- [Stored records]:

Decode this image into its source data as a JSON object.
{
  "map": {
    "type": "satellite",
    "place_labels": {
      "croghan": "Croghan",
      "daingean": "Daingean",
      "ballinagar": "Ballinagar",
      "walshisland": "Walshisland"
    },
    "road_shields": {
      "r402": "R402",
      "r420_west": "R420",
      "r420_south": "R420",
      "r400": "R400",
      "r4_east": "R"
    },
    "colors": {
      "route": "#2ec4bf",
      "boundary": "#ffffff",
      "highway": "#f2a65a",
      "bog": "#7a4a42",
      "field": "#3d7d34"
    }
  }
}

- [Your task]: Please reproduce all of the entries exactly as they stand.

- [Written response]:
Decode this image into its source data as a JSON object.
{
  "map": {
    "type": "satellite",
    "place_labels": {
      "croghan": "Croghan",
      "daingean": "Daingean",
      "ballinagar": "Ballinagar",
      "walshisland": "Walshisland"
    },
    "road_shields": {
      "r402": "R402",
      "r420_west": "R420",
      "r420_south": "R420",
      "r400": "R400",
      "r4_east": "R"
    },
    "colors": {
      "route": "#2ec4bf",
      "boundary": "#ffffff",
      "highway": "#f2a65a",
      "bog": "#7a4a42",
      "field": "#3d7d34"
    }
  }
}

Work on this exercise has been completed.